Short exercise: What follows is a listing. Return every line of it exactly.

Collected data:
:::

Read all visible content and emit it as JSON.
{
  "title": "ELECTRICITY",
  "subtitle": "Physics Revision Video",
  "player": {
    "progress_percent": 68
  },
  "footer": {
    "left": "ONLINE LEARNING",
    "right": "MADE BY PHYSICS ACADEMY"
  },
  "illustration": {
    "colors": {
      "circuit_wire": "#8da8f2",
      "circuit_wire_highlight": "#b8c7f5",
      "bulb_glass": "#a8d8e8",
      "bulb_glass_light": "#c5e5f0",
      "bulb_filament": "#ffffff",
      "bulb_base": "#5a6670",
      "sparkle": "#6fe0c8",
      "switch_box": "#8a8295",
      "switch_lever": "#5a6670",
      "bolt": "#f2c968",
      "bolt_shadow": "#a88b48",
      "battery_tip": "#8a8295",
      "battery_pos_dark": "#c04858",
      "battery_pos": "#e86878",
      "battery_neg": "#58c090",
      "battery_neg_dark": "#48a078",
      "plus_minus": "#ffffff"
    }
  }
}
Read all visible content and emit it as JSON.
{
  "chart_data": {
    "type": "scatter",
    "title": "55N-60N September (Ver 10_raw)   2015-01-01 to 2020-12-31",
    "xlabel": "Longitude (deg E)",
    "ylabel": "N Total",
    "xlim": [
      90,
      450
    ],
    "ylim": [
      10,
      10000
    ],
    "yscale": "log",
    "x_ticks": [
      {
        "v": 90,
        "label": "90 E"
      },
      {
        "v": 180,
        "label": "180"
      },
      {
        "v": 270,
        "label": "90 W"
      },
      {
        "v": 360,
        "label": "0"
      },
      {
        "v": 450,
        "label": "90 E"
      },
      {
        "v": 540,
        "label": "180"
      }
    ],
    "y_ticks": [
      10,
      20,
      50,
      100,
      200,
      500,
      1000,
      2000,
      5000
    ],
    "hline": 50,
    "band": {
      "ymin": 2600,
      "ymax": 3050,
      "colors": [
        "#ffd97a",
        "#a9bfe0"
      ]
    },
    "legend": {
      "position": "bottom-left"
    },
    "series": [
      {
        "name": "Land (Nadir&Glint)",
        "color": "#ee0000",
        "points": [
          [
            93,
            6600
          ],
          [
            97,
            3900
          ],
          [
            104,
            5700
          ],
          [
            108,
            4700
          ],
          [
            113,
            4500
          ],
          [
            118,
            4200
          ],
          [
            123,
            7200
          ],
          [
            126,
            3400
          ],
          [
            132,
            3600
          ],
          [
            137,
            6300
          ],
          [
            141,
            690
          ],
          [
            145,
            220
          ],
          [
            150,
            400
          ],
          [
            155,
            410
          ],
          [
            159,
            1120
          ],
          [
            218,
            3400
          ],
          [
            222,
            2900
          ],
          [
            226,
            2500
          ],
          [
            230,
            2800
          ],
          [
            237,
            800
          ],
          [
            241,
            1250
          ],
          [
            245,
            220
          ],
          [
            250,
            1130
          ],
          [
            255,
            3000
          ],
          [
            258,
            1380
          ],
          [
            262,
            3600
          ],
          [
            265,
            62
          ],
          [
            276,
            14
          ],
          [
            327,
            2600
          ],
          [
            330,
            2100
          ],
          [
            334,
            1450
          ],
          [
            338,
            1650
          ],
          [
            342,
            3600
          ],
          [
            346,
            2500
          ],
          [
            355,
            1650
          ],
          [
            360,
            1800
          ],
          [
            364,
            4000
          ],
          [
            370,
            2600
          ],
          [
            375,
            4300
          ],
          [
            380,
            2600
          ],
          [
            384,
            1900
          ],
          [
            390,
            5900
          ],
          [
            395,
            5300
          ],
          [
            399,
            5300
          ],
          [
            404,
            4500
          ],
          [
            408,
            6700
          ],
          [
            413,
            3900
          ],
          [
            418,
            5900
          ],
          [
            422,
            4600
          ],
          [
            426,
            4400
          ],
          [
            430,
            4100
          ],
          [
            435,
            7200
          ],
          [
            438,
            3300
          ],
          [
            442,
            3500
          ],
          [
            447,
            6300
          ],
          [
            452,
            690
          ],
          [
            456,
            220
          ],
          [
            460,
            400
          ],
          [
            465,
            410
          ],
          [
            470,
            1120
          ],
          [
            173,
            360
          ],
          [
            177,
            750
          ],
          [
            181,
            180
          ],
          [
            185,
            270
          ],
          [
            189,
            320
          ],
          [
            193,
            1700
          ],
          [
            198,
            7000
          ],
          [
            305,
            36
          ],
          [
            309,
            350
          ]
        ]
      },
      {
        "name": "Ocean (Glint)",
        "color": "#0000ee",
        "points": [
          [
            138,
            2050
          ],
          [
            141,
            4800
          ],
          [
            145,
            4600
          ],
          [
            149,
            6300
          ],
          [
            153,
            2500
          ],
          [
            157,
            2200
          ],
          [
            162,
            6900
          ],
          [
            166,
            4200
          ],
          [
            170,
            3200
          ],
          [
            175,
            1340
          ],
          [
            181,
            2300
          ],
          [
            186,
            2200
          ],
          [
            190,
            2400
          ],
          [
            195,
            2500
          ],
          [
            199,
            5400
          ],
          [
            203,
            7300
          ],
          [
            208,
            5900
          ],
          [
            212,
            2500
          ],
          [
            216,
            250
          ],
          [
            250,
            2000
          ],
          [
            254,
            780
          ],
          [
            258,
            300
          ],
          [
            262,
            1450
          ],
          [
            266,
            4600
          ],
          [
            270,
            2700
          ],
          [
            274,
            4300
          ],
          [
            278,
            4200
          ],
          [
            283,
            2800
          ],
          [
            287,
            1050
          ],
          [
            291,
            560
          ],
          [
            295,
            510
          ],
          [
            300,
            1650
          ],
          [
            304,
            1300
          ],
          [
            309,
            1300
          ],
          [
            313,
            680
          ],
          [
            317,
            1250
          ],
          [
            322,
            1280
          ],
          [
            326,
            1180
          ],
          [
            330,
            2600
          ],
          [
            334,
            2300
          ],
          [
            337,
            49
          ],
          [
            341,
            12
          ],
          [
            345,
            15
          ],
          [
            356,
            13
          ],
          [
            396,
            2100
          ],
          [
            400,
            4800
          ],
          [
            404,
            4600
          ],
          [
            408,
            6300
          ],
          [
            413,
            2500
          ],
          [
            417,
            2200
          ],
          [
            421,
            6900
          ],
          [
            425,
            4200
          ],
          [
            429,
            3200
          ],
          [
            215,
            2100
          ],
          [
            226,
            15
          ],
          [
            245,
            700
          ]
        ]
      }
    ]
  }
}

:::

Task response:
Read all visible content and emit it as JSON.
{
  "title": "ELECTRICITY",
  "subtitle": "Physics Revision Video",
  "player": {
    "progress_percent": 68
  },
  "footer": {
    "left": "ONLINE LEARNING",
    "right": "MADE BY PHYSICS ACADEMY"
  },
  "illustration": {
    "colors": {
      "circuit_wire": "#8da8f2",
      "circuit_wire_highlight": "#b8c7f5",
      "bulb_glass": "#a8d8e8",
      "bulb_glass_light": "#c5e5f0",
      "bulb_filament": "#ffffff",
      "bulb_base": "#5a6670",
      "sparkle": "#6fe0c8",
      "switch_box": "#8a8295",
      "switch_lever": "#5a6670",
      "bolt": "#f2c968",
      "bolt_shadow": "#a88b48",
      "battery_tip": "#8a8295",
      "battery_pos_dark": "#c04858",
      "battery_pos": "#e86878",
      "battery_neg": "#58c090",
      "battery_neg_dark": "#48a078",
      "plus_minus": "#ffffff"
    }
  }
}
Read all visible content and emit it as JSON.
{
  "chart_data": {
    "type": "scatter",
    "title": "55N-60N September (Ver 10_raw)   2015-01-01 to 2020-12-31",
    "xlabel": "Longitude (deg E)",
    "ylabel": "N Total",
    "xlim": [
      90,
      450
    ],
    "ylim": [
      10,
      10000
    ],
    "yscale": "log",
    "x_ticks": [
      {
        "v": 90,
        "label": "90 E"
      },
      {
        "v": 180,
        "label": "180"
      },
      {
        "v": 270,
        "label": "90 W"
      },
      {
        "v": 360,
        "label": "0"
      },
      {
        "v": 450,
        "label": "90 E"
      },
      {
        "v": 540,
        "label": "180"
      }
    ],
    "y_ticks": [
      10,
      20,
      50,
      100,
      200,
      500,
      1000,
      2000,
      5000
    ],
    "hline": 50,
    "band": {
      "ymin": 2600,
      "ymax": 3050,
      "colors": [
        "#ffd97a",
        "#a9bfe0"
      ]
    },
    "legend": {
      "position": "bottom-left"
    },
    "series": [
      {
        "name": "Land (Nadir&Glint)",
        "color": "#ee0000",
        "points": [
          [
            93,
            6600
          ],
          [
            97,
            3900
          ],
          [
            104,
            5700
          ],
          [
            108,
            4700
          ],
          [
            113,
            4500
          ],
          [
            118,
            4200
          ],
          [
            123,
            7200
          ],
          [
            126,
            3400
          ],
          [
            132,
            3600
          ],
          [
            137,
            6300
          ],
          [
            141,
            690
          ],
          [
            145,
            220
          ],
          [
            150,
            400
          ],
          [
            155,
            410
          ],
          [
            159,
            1120
          ],
          [
            218,
            3400
          ],
          [
            222,
            2900
          ],
          [
            226,
            2500
          ],
          [
            230,
            2800
          ],
          [
            237,
            800
          ],
          [
            241,
            1250
          ],
          [
            245,
            220
          ],
          [
            250,
            1130
          ],
          [
            255,
            3000
          ],
          [
            258,
            1380
          ],
          [
            262,
            3600
          ],
          [
            265,
            62
          ],
          [
            276,
            14
          ],
          [
            327,
            2600
          ],
          [
            330,
            2100
          ],
          [
            334,
            1450
          ],
          [
            338,
            1650
          ],
          [
            342,
            3600
          ],
          [
            346,
            2500
          ],
          [
            355,
            1650
          ],
          [
            360,
            1800
          ],
          [
            364,
            4000
          ],
          [
            370,
            2600
          ],
          [
            375,
            4300
          ],
          [
            380,
            2600
          ],
          [
            384,
            1900
          ],
          [
            390,
            5900
          ],
          [
            395,
            5300
          ],
          [
            399,
            5300
          ],
          [
            404,
            4500
          ],
          [
            408,
            6700
          ],
          [
            413,
            3900
          ],
          [
            418,
            5900
          ],
          [
            422,
            4600
          ],
          [
            426,
            4400
          ],
          [
            430,
            4100
          ],
          [
            435,
            7200
          ],
          [
            438,
            3300
          ],
          [
            442,
            3500
          ],
          [
            447,
            6300
          ],
          [
            452,
            690
          ],
          [
            456,
            220
          ],
          [
            460,
            400
          ],
          [
            465,
            410
          ],
          [
            470,
            1120
          ],
          [
            173,
            360
          ],
          [
            177,
            750
          ],
          [
            181,
            180
          ],
          [
            185,
            270
          ],
          [
            189,
            320
          ],
          [
            193,
            1700
          ],
          [
            198,
            7000
          ],
          [
            305,
            36
          ],
          [
            309,
            350
          ]
        ]
      },
      {
        "name": "Ocean (Glint)",
        "color": "#0000ee",
        "points": [
          [
            138,
            2050
          ],
          [
            141,
            4800
          ],
          [
            145,
            4600
          ],
          [
            149,
            6300
          ],
          [
            153,
            2500
          ],
          [
            157,
            2200
          ],
          [
            162,
            6900
          ],
          [
            166,
            4200
          ],
          [
            170,
            3200
          ],
          [
            175,
            1340
          ],
          [
            181,
            2300
          ],
          [
            186,
            2200
          ],
          [
            190,
            2400
          ],
          [
            195,
            2500
          ],
          [
            199,
            5400
          ],
          [
            203,
            7300
          ],
          [
            208,
            5900
          ],
          [
            212,
            2500
          ],
          [
            216,
            250
          ],
          [
            250,
            2000
          ],
          [
            254,
            780
          ],
          [
            258,
            300
          ],
          [
            262,
            1450
          ],
          [
            266,
            4600
          ],
          [
            270,
            2700
          ],
          [
            274,
            4300
          ],
          [
            278,
            4200
          ],
          [
            283,
            2800
          ],
          [
            287,
            1050
          ],
          [
            291,
            560
          ],
          [
            295,
            510
          ],
          [
            300,
            1650
          ],
          [
            304,
            1300
          ],
          [
            309,
            1300
          ],
          [
            313,
            680
          ],
          [
            317,
            1250
          ],
          [
            322,
            1280
          ],
          [
            326,
            1180
          ],
          [
            330,
            2600
          ],
          [
            334,
            2300
          ],
          [
            337,
            49
          ],
          [
            341,
            12
          ],
          [
            345,
            15
          ],
          [
            356,
            13
          ],
          [
            396,
            2100
          ],
          [
            400,
            4800
          ],
          [
            404,
            4600
          ],
          [
            408,
            6300
          ],
          [
            413,
            2500
          ],
          [
            417,
            2200
          ],
          [
            421,
            6900
          ],
          [
            425,
            4200
          ],
          [
            429,
            3200
          ],
          [
            215,
            2100
          ],
          [
            226,
            15
          ],
          [
            245,
            700
          ]
        ]
      }
    ]
  }
}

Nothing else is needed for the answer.